→ **Data in this exercise**:
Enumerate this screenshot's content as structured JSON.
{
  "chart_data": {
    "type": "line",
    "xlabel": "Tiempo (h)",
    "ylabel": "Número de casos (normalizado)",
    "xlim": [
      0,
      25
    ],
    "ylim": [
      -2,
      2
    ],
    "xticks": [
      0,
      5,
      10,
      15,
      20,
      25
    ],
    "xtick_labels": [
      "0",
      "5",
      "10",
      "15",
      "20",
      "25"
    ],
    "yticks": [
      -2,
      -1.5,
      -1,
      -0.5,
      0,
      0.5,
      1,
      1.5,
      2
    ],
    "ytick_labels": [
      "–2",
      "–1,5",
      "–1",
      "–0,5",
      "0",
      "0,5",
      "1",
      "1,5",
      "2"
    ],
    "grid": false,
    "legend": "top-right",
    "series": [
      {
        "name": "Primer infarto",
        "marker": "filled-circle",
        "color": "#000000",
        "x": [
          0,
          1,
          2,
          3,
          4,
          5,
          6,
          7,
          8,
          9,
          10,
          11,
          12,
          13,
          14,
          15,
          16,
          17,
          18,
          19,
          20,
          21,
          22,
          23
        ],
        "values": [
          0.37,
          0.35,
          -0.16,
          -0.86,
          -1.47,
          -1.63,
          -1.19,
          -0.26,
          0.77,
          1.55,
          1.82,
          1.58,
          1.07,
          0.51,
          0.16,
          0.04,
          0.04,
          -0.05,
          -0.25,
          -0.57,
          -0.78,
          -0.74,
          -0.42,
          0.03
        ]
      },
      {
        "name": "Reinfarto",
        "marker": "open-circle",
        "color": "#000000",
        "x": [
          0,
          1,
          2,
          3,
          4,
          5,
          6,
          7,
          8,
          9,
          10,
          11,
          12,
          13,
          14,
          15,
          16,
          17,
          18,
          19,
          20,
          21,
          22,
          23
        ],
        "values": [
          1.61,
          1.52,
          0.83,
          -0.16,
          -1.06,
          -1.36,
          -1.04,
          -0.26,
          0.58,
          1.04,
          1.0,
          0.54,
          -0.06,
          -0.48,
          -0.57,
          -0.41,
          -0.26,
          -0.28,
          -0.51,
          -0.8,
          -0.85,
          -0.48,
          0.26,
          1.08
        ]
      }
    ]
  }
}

→ **Your instructions**:
From the records above, extract every line exactly as it stands.

→ **Correct result**:
Enumerate this screenshot's content as structured JSON.
{
  "chart_data": {
    "type": "line",
    "xlabel": "Tiempo (h)",
    "ylabel": "Número de casos (normalizado)",
    "xlim": [
      0,
      25
    ],
    "ylim": [
      -2,
      2
    ],
    "xticks": [
      0,
      5,
      10,
      15,
      20,
      25
    ],
    "xtick_labels": [
      "0",
      "5",
      "10",
      "15",
      "20",
      "25"
    ],
    "yticks": [
      -2,
      -1.5,
      -1,
      -0.5,
      0,
      0.5,
      1,
      1.5,
      2
    ],
    "ytick_labels": [
      "–2",
      "–1,5",
      "–1",
      "–0,5",
      "0",
      "0,5",
      "1",
      "1,5",
      "2"
    ],
    "grid": false,
    "legend": "top-right",
    "series": [
      {
        "name": "Primer infarto",
        "marker": "filled-circle",
        "color": "#000000",
        "x": [
          0,
          1,
          2,
          3,
          4,
          5,
          6,
          7,
          8,
          9,
          10,
          11,
          12,
          13,
          14,
          15,
          16,
          17,
          18,
          19,
          20,
          21,
          22,
          23
        ],
        "values": [
          0.37,
          0.35,
          -0.16,
          -0.86,
          -1.47,
          -1.63,
          -1.19,
          -0.26,
          0.77,
          1.55,
          1.82,
          1.58,
          1.07,
          0.51,
          0.16,
          0.04,
          0.04,
          -0.05,
          -0.25,
          -0.57,
          -0.78,
          -0.74,
          -0.42,
          0.03
        ]
      },
      {
        "name": "Reinfarto",
        "marker": "open-circle",
        "color": "#000000",
        "x": [
          0,
          1,
          2,
          3,
          4,
          5,
          6,
          7,
          8,
          9,
          10,
          11,
          12,
          13,
          14,
          15,
          16,
          17,
          18,
          19,
          20,
          21,
          22,
          23
        ],
        "values": [
          1.61,
          1.52,
          0.83,
          -0.16,
          -1.06,
          -1.36,
          -1.04,
          -0.26,
          0.58,
          1.04,
          1.0,
          0.54,
          -0.06,
          -0.48,
          -0.57,
          -0.41,
          -0.26,
          -0.28,
          -0.51,
          -0.8,
          -0.85,
          -0.48,
          0.26,
          1.08
        ]
      }
    ]
  }
}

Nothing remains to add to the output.